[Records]

________________________________________

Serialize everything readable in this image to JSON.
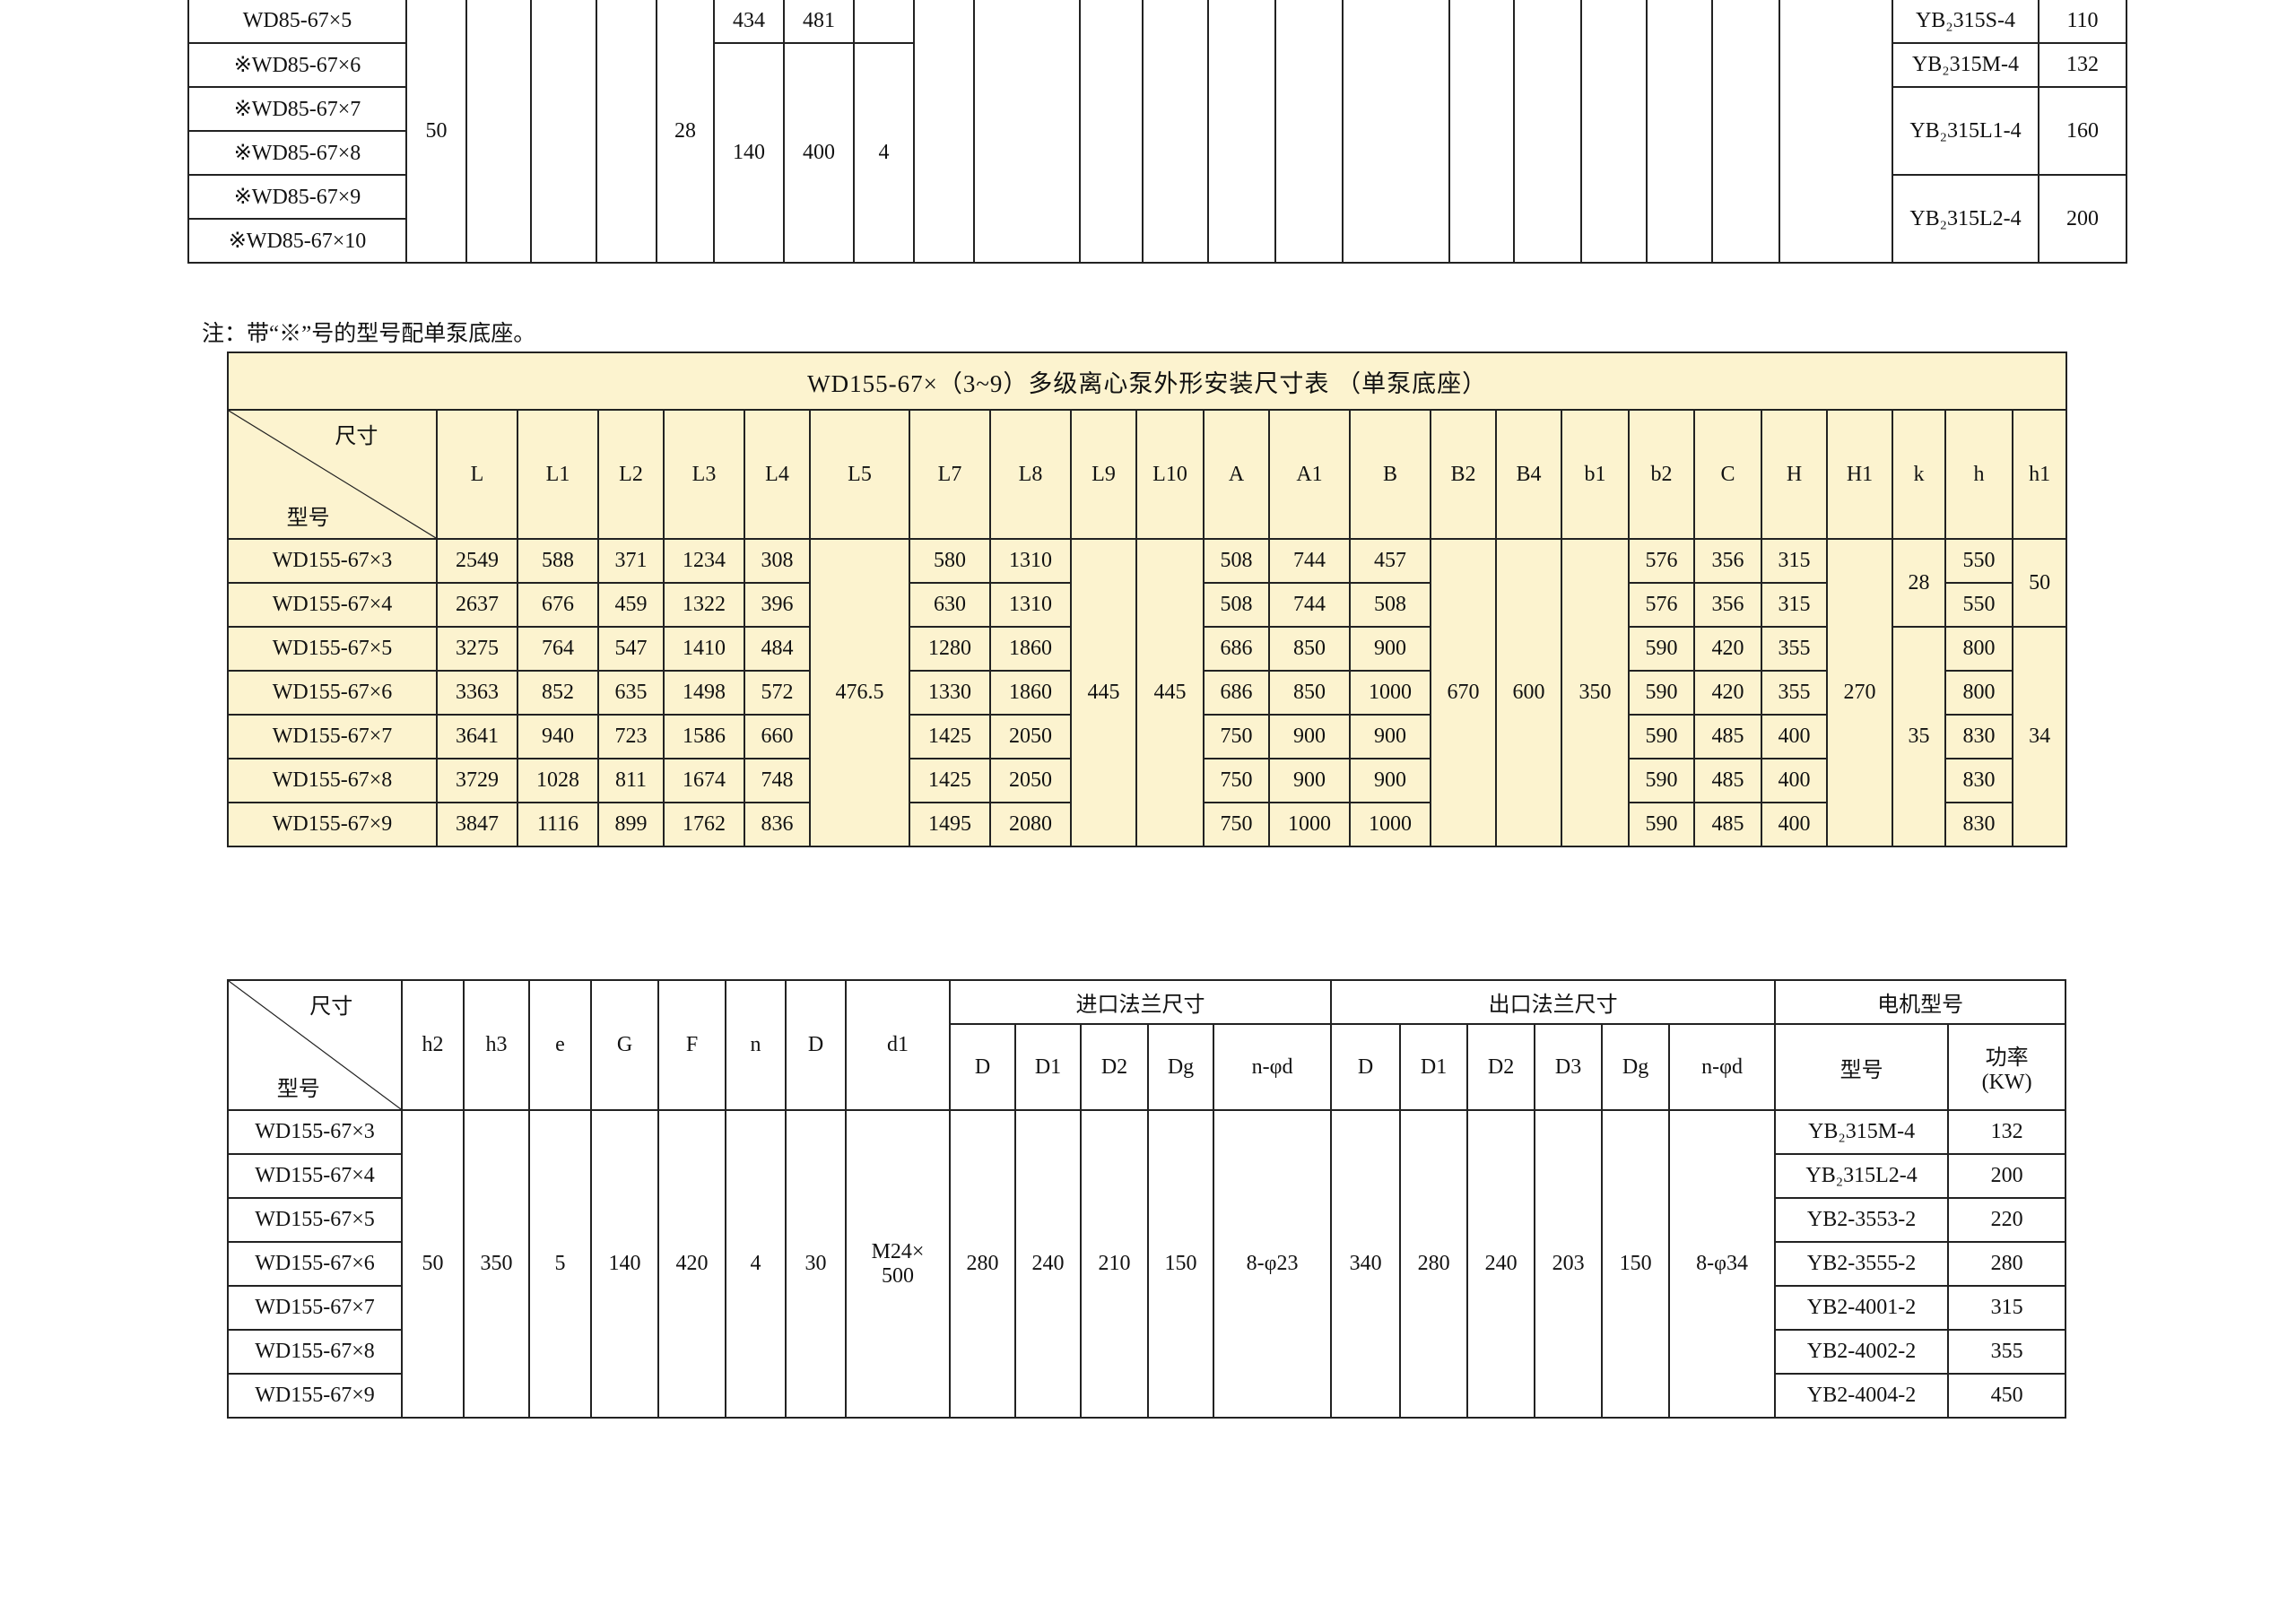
{
  "table1": {
    "models": [
      "WD85-67×5",
      "※WD85-67×6",
      "※WD85-67×7",
      "※WD85-67×8",
      "※WD85-67×9",
      "※WD85-67×10"
    ],
    "merged_a": "50",
    "merged_b": "28",
    "row1_vals": [
      "434",
      "481",
      ""
    ],
    "rest_vals": [
      "140",
      "400",
      "4"
    ],
    "motors": [
      {
        "type": "YB₂315S-4",
        "power": "110"
      },
      {
        "type": "YB₂315M-4",
        "power": "132"
      },
      {
        "type": "YB₂315L1-4",
        "power": "160"
      },
      {
        "type": "YB₂315L2-4",
        "power": "200"
      }
    ]
  },
  "note": "注：带“※”号的型号配单泵底座。",
  "table2": {
    "title": "WD155-67×（3~9）多级离心泵外形安装尺寸表 （单泵底座）",
    "corner_top": "尺寸",
    "corner_bottom": "型号",
    "columns": [
      "L",
      "L1",
      "L2",
      "L3",
      "L4",
      "L5",
      "L7",
      "L8",
      "L9",
      "L10",
      "A",
      "A1",
      "B",
      "B2",
      "B4",
      "b1",
      "b2",
      "C",
      "H",
      "H1",
      "k",
      "h",
      "h1"
    ],
    "rows": [
      {
        "model": "WD155-67×3",
        "L": "2549",
        "L1": "588",
        "L2": "371",
        "L3": "1234",
        "L4": "308",
        "L7": "580",
        "L8": "1310",
        "A": "508",
        "A1": "744",
        "B": "457",
        "b2": "576",
        "C": "356",
        "H": "315",
        "h": "550"
      },
      {
        "model": "WD155-67×4",
        "L": "2637",
        "L1": "676",
        "L2": "459",
        "L3": "1322",
        "L4": "396",
        "L7": "630",
        "L8": "1310",
        "A": "508",
        "A1": "744",
        "B": "508",
        "b2": "576",
        "C": "356",
        "H": "315",
        "h": "550"
      },
      {
        "model": "WD155-67×5",
        "L": "3275",
        "L1": "764",
        "L2": "547",
        "L3": "1410",
        "L4": "484",
        "L7": "1280",
        "L8": "1860",
        "A": "686",
        "A1": "850",
        "B": "900",
        "b2": "590",
        "C": "420",
        "H": "355",
        "h": "800"
      },
      {
        "model": "WD155-67×6",
        "L": "3363",
        "L1": "852",
        "L2": "635",
        "L3": "1498",
        "L4": "572",
        "L7": "1330",
        "L8": "1860",
        "A": "686",
        "A1": "850",
        "B": "1000",
        "b2": "590",
        "C": "420",
        "H": "355",
        "h": "800"
      },
      {
        "model": "WD155-67×7",
        "L": "3641",
        "L1": "940",
        "L2": "723",
        "L3": "1586",
        "L4": "660",
        "L7": "1425",
        "L8": "2050",
        "A": "750",
        "A1": "900",
        "B": "900",
        "b2": "590",
        "C": "485",
        "H": "400",
        "h": "830"
      },
      {
        "model": "WD155-67×8",
        "L": "3729",
        "L1": "1028",
        "L2": "811",
        "L3": "1674",
        "L4": "748",
        "L7": "1425",
        "L8": "2050",
        "A": "750",
        "A1": "900",
        "B": "900",
        "b2": "590",
        "C": "485",
        "H": "400",
        "h": "830"
      },
      {
        "model": "WD155-67×9",
        "L": "3847",
        "L1": "1116",
        "L2": "899",
        "L3": "1762",
        "L4": "836",
        "L7": "1495",
        "L8": "2080",
        "A": "750",
        "A1": "1000",
        "B": "1000",
        "b2": "590",
        "C": "485",
        "H": "400",
        "h": "830"
      }
    ],
    "merged": {
      "L5": "476.5",
      "L9": "445",
      "L10": "445",
      "B2": "670",
      "B4": "600",
      "b1": "350",
      "H1": "270",
      "k": [
        "28",
        "35"
      ],
      "h1": [
        "50",
        "34"
      ]
    }
  },
  "table3": {
    "corner_top": "尺寸",
    "corner_bottom": "型号",
    "columns": [
      "h2",
      "h3",
      "e",
      "G",
      "F",
      "n",
      "D",
      "d1"
    ],
    "group_inlet": "进口法兰尺寸",
    "group_outlet": "出口法兰尺寸",
    "group_motor": "电机型号",
    "inlet_cols": [
      "D",
      "D1",
      "D2",
      "Dg",
      "n-φd"
    ],
    "outlet_cols": [
      "D",
      "D1",
      "D2",
      "D3",
      "Dg",
      "n-φd"
    ],
    "motor_cols": [
      "型号",
      "功率\n(KW)"
    ],
    "models": [
      "WD155-67×3",
      "WD155-67×4",
      "WD155-67×5",
      "WD155-67×6",
      "WD155-67×7",
      "WD155-67×8",
      "WD155-67×9"
    ],
    "shared_values": [
      "50",
      "350",
      "5",
      "140",
      "420",
      "4",
      "30",
      "M24×\n500"
    ],
    "inlet_values": [
      "280",
      "240",
      "210",
      "150",
      "8-φ23"
    ],
    "outlet_values": [
      "340",
      "280",
      "240",
      "203",
      "150",
      "8-φ34"
    ],
    "motors": [
      {
        "type": "YB₂315M-4",
        "power": "132"
      },
      {
        "type": "YB₂315L2-4",
        "power": "200"
      },
      {
        "type": "YB2-3553-2",
        "power": "220"
      },
      {
        "type": "YB2-3555-2",
        "power": "280"
      },
      {
        "type": "YB2-4001-2",
        "power": "315"
      },
      {
        "type": "YB2-4002-2",
        "power": "355"
      },
      {
        "type": "YB2-4004-2",
        "power": "450"
      }
    ]
  }
}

________________________________________

▶ **Written instruction**
Print out every entry above without changing a word, and leave out the pictures.

▶ **Solution below**
Serialize everything readable in this image to JSON.
{
  "table1": {
    "models": [
      "WD85-67×5",
      "※WD85-67×6",
      "※WD85-67×7",
      "※WD85-67×8",
      "※WD85-67×9",
      "※WD85-67×10"
    ],
    "merged_a": "50",
    "merged_b": "28",
    "row1_vals": [
      "434",
      "481",
      ""
    ],
    "rest_vals": [
      "140",
      "400",
      "4"
    ],
    "motors": [
      {
        "type": "YB₂315S-4",
        "power": "110"
      },
      {
        "type": "YB₂315M-4",
        "power": "132"
      },
      {
        "type": "YB₂315L1-4",
        "power": "160"
      },
      {
        "type": "YB₂315L2-4",
        "power": "200"
      }
    ]
  },
  "note": "注：带“※”号的型号配单泵底座。",
  "table2": {
    "title": "WD155-67×（3~9）多级离心泵外形安装尺寸表 （单泵底座）",
    "corner_top": "尺寸",
    "corner_bottom": "型号",
    "columns": [
      "L",
      "L1",
      "L2",
      "L3",
      "L4",
      "L5",
      "L7",
      "L8",
      "L9",
      "L10",
      "A",
      "A1",
      "B",
      "B2",
      "B4",
      "b1",
      "b2",
      "C",
      "H",
      "H1",
      "k",
      "h",
      "h1"
    ],
    "rows": [
      {
        "model": "WD155-67×3",
        "L": "2549",
        "L1": "588",
        "L2": "371",
        "L3": "1234",
        "L4": "308",
        "L7": "580",
        "L8": "1310",
        "A": "508",
        "A1": "744",
        "B": "457",
        "b2": "576",
        "C": "356",
        "H": "315",
        "h": "550"
      },
      {
        "model": "WD155-67×4",
        "L": "2637",
        "L1": "676",
        "L2": "459",
        "L3": "1322",
        "L4": "396",
        "L7": "630",
        "L8": "1310",
        "A": "508",
        "A1": "744",
        "B": "508",
        "b2": "576",
        "C": "356",
        "H": "315",
        "h": "550"
      },
      {
        "model": "WD155-67×5",
        "L": "3275",
        "L1": "764",
        "L2": "547",
        "L3": "1410",
        "L4": "484",
        "L7": "1280",
        "L8": "1860",
        "A": "686",
        "A1": "850",
        "B": "900",
        "b2": "590",
        "C": "420",
        "H": "355",
        "h": "800"
      },
      {
        "model": "WD155-67×6",
        "L": "3363",
        "L1": "852",
        "L2": "635",
        "L3": "1498",
        "L4": "572",
        "L7": "1330",
        "L8": "1860",
        "A": "686",
        "A1": "850",
        "B": "1000",
        "b2": "590",
        "C": "420",
        "H": "355",
        "h": "800"
      },
      {
        "model": "WD155-67×7",
        "L": "3641",
        "L1": "940",
        "L2": "723",
        "L3": "1586",
        "L4": "660",
        "L7": "1425",
        "L8": "2050",
        "A": "750",
        "A1": "900",
        "B": "900",
        "b2": "590",
        "C": "485",
        "H": "400",
        "h": "830"
      },
      {
        "model": "WD155-67×8",
        "L": "3729",
        "L1": "1028",
        "L2": "811",
        "L3": "1674",
        "L4": "748",
        "L7": "1425",
        "L8": "2050",
        "A": "750",
        "A1": "900",
        "B": "900",
        "b2": "590",
        "C": "485",
        "H": "400",
        "h": "830"
      },
      {
        "model": "WD155-67×9",
        "L": "3847",
        "L1": "1116",
        "L2": "899",
        "L3": "1762",
        "L4": "836",
        "L7": "1495",
        "L8": "2080",
        "A": "750",
        "A1": "1000",
        "B": "1000",
        "b2": "590",
        "C": "485",
        "H": "400",
        "h": "830"
      }
    ],
    "merged": {
      "L5": "476.5",
      "L9": "445",
      "L10": "445",
      "B2": "670",
      "B4": "600",
      "b1": "350",
      "H1": "270",
      "k": [
        "28",
        "35"
      ],
      "h1": [
        "50",
        "34"
      ]
    }
  },
  "table3": {
    "corner_top": "尺寸",
    "corner_bottom": "型号",
    "columns": [
      "h2",
      "h3",
      "e",
      "G",
      "F",
      "n",
      "D",
      "d1"
    ],
    "group_inlet": "进口法兰尺寸",
    "group_outlet": "出口法兰尺寸",
    "group_motor": "电机型号",
    "inlet_cols": [
      "D",
      "D1",
      "D2",
      "Dg",
      "n-φd"
    ],
    "outlet_cols": [
      "D",
      "D1",
      "D2",
      "D3",
      "Dg",
      "n-φd"
    ],
    "motor_cols": [
      "型号",
      "功率\n(KW)"
    ],
    "models": [
      "WD155-67×3",
      "WD155-67×4",
      "WD155-67×5",
      "WD155-67×6",
      "WD155-67×7",
      "WD155-67×8",
      "WD155-67×9"
    ],
    "shared_values": [
      "50",
      "350",
      "5",
      "140",
      "420",
      "4",
      "30",
      "M24×\n500"
    ],
    "inlet_values": [
      "280",
      "240",
      "210",
      "150",
      "8-φ23"
    ],
    "outlet_values": [
      "340",
      "280",
      "240",
      "203",
      "150",
      "8-φ34"
    ],
    "motors": [
      {
        "type": "YB₂315M-4",
        "power": "132"
      },
      {
        "type": "YB₂315L2-4",
        "power": "200"
      },
      {
        "type": "YB2-3553-2",
        "power": "220"
      },
      {
        "type": "YB2-3555-2",
        "power": "280"
      },
      {
        "type": "YB2-4001-2",
        "power": "315"
      },
      {
        "type": "YB2-4002-2",
        "power": "355"
      },
      {
        "type": "YB2-4004-2",
        "power": "450"
      }
    ]
  }
}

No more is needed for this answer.